**Requirement:** Set each entry down verbatim, omitting images.

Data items
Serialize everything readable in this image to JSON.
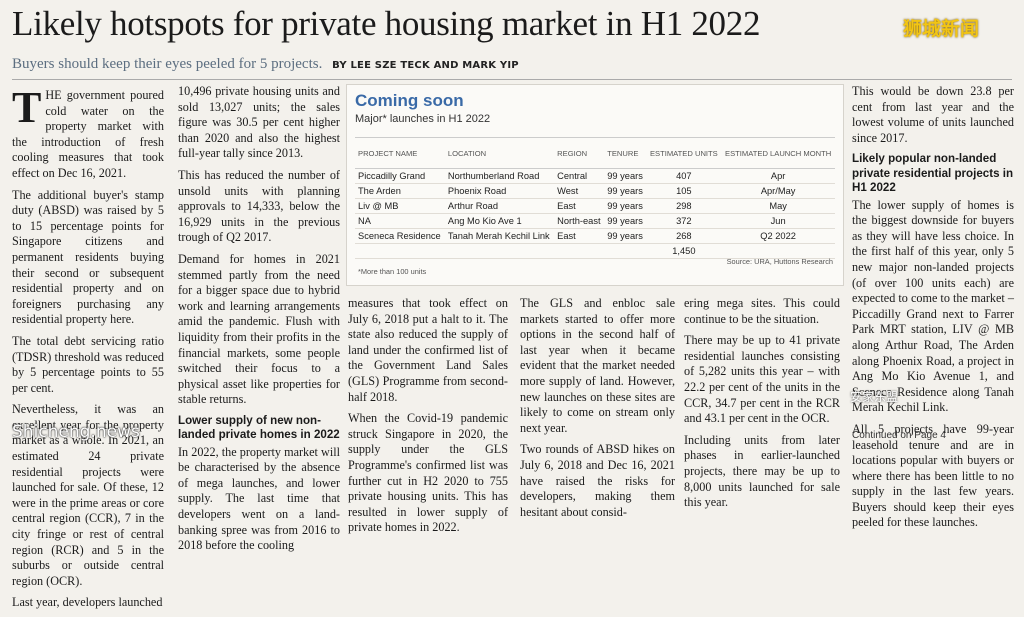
{
  "headline": "Likely hotspots for private housing market in H1 2022",
  "brand": "狮城新闻",
  "subline": {
    "text": "Buyers should keep their eyes peeled for 5 projects.",
    "byline": "BY LEE SZE TECK AND MARK YIP"
  },
  "col1": {
    "dropcap": "T",
    "p1": "HE government poured cold water on the property market with the introduction of fresh cooling measures that took effect on Dec 16, 2021.",
    "p2": "The additional buyer's stamp duty (ABSD) was raised by 5 to 15 percentage points for Singapore citizens and permanent residents buying their second or subsequent residential property and on foreigners purchasing any residential property here.",
    "p3": "The total debt servicing ratio (TDSR) threshold was reduced by 5 percentage points to 55 per cent.",
    "p4": "Nevertheless, it was an excellent year for the property market as a whole. In 2021, an estimated 24 private residential projects were launched for sale. Of these, 12 were in the prime areas or core central region (CCR), 7 in the city fringe or rest of central region (RCR) and 5 in the suburbs or outside central region (OCR).",
    "p5": "Last year, developers launched"
  },
  "col2": {
    "p1": "10,496 private housing units and sold 13,027 units; the sales figure was 30.5 per cent higher than 2020 and also the highest full-year tally since 2013.",
    "p2": "This has reduced the number of unsold units with planning approvals to 14,333, below the 16,929 units in the previous trough of Q2 2017.",
    "p3": "Demand for homes in 2021 stemmed partly from the need for a bigger space due to hybrid work and learning arrangements amid the pandemic. Flush with liquidity from their profits in the financial markets, some people switched their focus to a physical asset like properties for stable returns.",
    "subhead": "Lower supply of new non-landed private homes in 2022",
    "p4": "In 2022, the property market will be characterised by the absence of mega launches, and lower supply. The last time that developers went on a land-banking spree was from 2016 to 2018 before the cooling"
  },
  "col3": {
    "p1": "measures that took effect on July 6, 2018 put a halt to it. The state also reduced the supply of land under the confirmed list of the Government Land Sales (GLS) Programme from second-half 2018.",
    "p2": "When the Covid-19 pandemic struck Singapore in 2020, the supply under the GLS Programme's confirmed list was further cut in H2 2020 to 755 private housing units. This has resulted in lower supply of private homes in 2022."
  },
  "col4": {
    "p1": "The GLS and enbloc sale markets started to offer more options in the second half of last year when it became evident that the market needed more supply of land. However, new launches on these sites are likely to come on stream only next year.",
    "p2": "Two rounds of ABSD hikes on July 6, 2018 and Dec 16, 2021 have raised the risks for developers, making them hesitant about consid-"
  },
  "col5": {
    "p1": "ering mega sites. This could continue to be the situation.",
    "p2": "There may be up to 41 private residential launches consisting of 5,282 units this year – with 22.2 per cent of the units in the CCR, 34.7 per cent in the RCR and 43.1 per cent in the OCR.",
    "p3": "Including units from later phases in earlier-launched projects, there may be up to 8,000 units launched for sale this year."
  },
  "col6": {
    "p1": "This would be down 23.8 per cent from last year and the lowest volume of units launched since 2017.",
    "subhead": "Likely popular non-landed private residential projects in H1 2022",
    "p2": "The lower supply of homes is the biggest downside for buyers as they will have less choice. In the first half of this year, only 5 new major non-landed projects (of over 100 units each) are expected to come to the market – Piccadilly Grand next to Farrer Park MRT station, LIV @ MB along Arthur Road, The Arden along Phoenix Road, a project in Ang Mo Kio Avenue 1, and Sceneca Residence along Tanah Merah Kechil Link.",
    "p3": "All 5 projects have 99-year leasehold tenure and are in locations popular with buyers or where there has been little to no supply in the last few years. Buyers should keep their eyes peeled for these launches."
  },
  "continued": "Continued on Page 4",
  "watermark_left": "Shicheng.news",
  "watermark_right": "安家东盟",
  "box": {
    "title": "Coming soon",
    "subtitle": "Major* launches in H1 2022",
    "headers": [
      "PROJECT NAME",
      "LOCATION",
      "REGION",
      "TENURE",
      "ESTIMATED UNITS",
      "ESTIMATED LAUNCH MONTH"
    ],
    "rows": [
      [
        "Piccadilly Grand",
        "Northumberland Road",
        "Central",
        "99 years",
        "407",
        "Apr"
      ],
      [
        "The Arden",
        "Phoenix Road",
        "West",
        "99 years",
        "105",
        "Apr/May"
      ],
      [
        "Liv @ MB",
        "Arthur Road",
        "East",
        "99 years",
        "298",
        "May"
      ],
      [
        "NA",
        "Ang Mo Kio Ave 1",
        "North-east",
        "99 years",
        "372",
        "Jun"
      ],
      [
        "Sceneca Residence",
        "Tanah Merah Kechil Link",
        "East",
        "99 years",
        "268",
        "Q2 2022"
      ]
    ],
    "total": "1,450",
    "note": "*More than 100 units",
    "source": "Source: URA, Huttons Research"
  }
}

**Task output:**
Serialize everything readable in this image to JSON.
{
  "headline": "Likely hotspots for private housing market in H1 2022",
  "brand": "狮城新闻",
  "subline": {
    "text": "Buyers should keep their eyes peeled for 5 projects.",
    "byline": "BY LEE SZE TECK AND MARK YIP"
  },
  "col1": {
    "dropcap": "T",
    "p1": "HE government poured cold water on the property market with the introduction of fresh cooling measures that took effect on Dec 16, 2021.",
    "p2": "The additional buyer's stamp duty (ABSD) was raised by 5 to 15 percentage points for Singapore citizens and permanent residents buying their second or subsequent residential property and on foreigners purchasing any residential property here.",
    "p3": "The total debt servicing ratio (TDSR) threshold was reduced by 5 percentage points to 55 per cent.",
    "p4": "Nevertheless, it was an excellent year for the property market as a whole. In 2021, an estimated 24 private residential projects were launched for sale. Of these, 12 were in the prime areas or core central region (CCR), 7 in the city fringe or rest of central region (RCR) and 5 in the suburbs or outside central region (OCR).",
    "p5": "Last year, developers launched"
  },
  "col2": {
    "p1": "10,496 private housing units and sold 13,027 units; the sales figure was 30.5 per cent higher than 2020 and also the highest full-year tally since 2013.",
    "p2": "This has reduced the number of unsold units with planning approvals to 14,333, below the 16,929 units in the previous trough of Q2 2017.",
    "p3": "Demand for homes in 2021 stemmed partly from the need for a bigger space due to hybrid work and learning arrangements amid the pandemic. Flush with liquidity from their profits in the financial markets, some people switched their focus to a physical asset like properties for stable returns.",
    "subhead": "Lower supply of new non-landed private homes in 2022",
    "p4": "In 2022, the property market will be characterised by the absence of mega launches, and lower supply. The last time that developers went on a land-banking spree was from 2016 to 2018 before the cooling"
  },
  "col3": {
    "p1": "measures that took effect on July 6, 2018 put a halt to it. The state also reduced the supply of land under the confirmed list of the Government Land Sales (GLS) Programme from second-half 2018.",
    "p2": "When the Covid-19 pandemic struck Singapore in 2020, the supply under the GLS Programme's confirmed list was further cut in H2 2020 to 755 private housing units. This has resulted in lower supply of private homes in 2022."
  },
  "col4": {
    "p1": "The GLS and enbloc sale markets started to offer more options in the second half of last year when it became evident that the market needed more supply of land. However, new launches on these sites are likely to come on stream only next year.",
    "p2": "Two rounds of ABSD hikes on July 6, 2018 and Dec 16, 2021 have raised the risks for developers, making them hesitant about consid-"
  },
  "col5": {
    "p1": "ering mega sites. This could continue to be the situation.",
    "p2": "There may be up to 41 private residential launches consisting of 5,282 units this year – with 22.2 per cent of the units in the CCR, 34.7 per cent in the RCR and 43.1 per cent in the OCR.",
    "p3": "Including units from later phases in earlier-launched projects, there may be up to 8,000 units launched for sale this year."
  },
  "col6": {
    "p1": "This would be down 23.8 per cent from last year and the lowest volume of units launched since 2017.",
    "subhead": "Likely popular non-landed private residential projects in H1 2022",
    "p2": "The lower supply of homes is the biggest downside for buyers as they will have less choice. In the first half of this year, only 5 new major non-landed projects (of over 100 units each) are expected to come to the market – Piccadilly Grand next to Farrer Park MRT station, LIV @ MB along Arthur Road, The Arden along Phoenix Road, a project in Ang Mo Kio Avenue 1, and Sceneca Residence along Tanah Merah Kechil Link.",
    "p3": "All 5 projects have 99-year leasehold tenure and are in locations popular with buyers or where there has been little to no supply in the last few years. Buyers should keep their eyes peeled for these launches."
  },
  "continued": "Continued on Page 4",
  "watermark_left": "Shicheng.news",
  "watermark_right": "安家东盟",
  "box": {
    "title": "Coming soon",
    "subtitle": "Major* launches in H1 2022",
    "headers": [
      "PROJECT NAME",
      "LOCATION",
      "REGION",
      "TENURE",
      "ESTIMATED UNITS",
      "ESTIMATED LAUNCH MONTH"
    ],
    "rows": [
      [
        "Piccadilly Grand",
        "Northumberland Road",
        "Central",
        "99 years",
        "407",
        "Apr"
      ],
      [
        "The Arden",
        "Phoenix Road",
        "West",
        "99 years",
        "105",
        "Apr/May"
      ],
      [
        "Liv @ MB",
        "Arthur Road",
        "East",
        "99 years",
        "298",
        "May"
      ],
      [
        "NA",
        "Ang Mo Kio Ave 1",
        "North-east",
        "99 years",
        "372",
        "Jun"
      ],
      [
        "Sceneca Residence",
        "Tanah Merah Kechil Link",
        "East",
        "99 years",
        "268",
        "Q2 2022"
      ]
    ],
    "total": "1,450",
    "note": "*More than 100 units",
    "source": "Source: URA, Huttons Research"
  }
}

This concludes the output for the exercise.